**YOUR INSTRUCTIONS:** Report only the number of lines in the following entries where the word "rekuperá" occurs.

**RECORDS FOR PROCESSING:**

• • •

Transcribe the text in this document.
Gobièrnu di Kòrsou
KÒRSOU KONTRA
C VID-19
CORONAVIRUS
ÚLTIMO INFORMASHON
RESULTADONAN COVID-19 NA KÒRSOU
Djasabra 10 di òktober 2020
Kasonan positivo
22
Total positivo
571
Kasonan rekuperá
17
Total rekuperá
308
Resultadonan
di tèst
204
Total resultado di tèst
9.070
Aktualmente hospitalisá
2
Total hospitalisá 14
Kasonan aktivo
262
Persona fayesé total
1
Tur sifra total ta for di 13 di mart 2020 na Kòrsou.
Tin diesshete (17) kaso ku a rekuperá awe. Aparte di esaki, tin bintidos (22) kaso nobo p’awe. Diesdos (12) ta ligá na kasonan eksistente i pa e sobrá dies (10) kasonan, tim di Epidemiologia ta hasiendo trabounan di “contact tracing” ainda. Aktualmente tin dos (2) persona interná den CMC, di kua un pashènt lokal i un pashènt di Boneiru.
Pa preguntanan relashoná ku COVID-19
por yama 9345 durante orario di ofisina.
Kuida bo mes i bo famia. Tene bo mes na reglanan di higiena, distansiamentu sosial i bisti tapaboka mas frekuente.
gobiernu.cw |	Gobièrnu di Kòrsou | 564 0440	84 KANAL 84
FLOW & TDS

• • •

**RESPONSE BELOW:** 3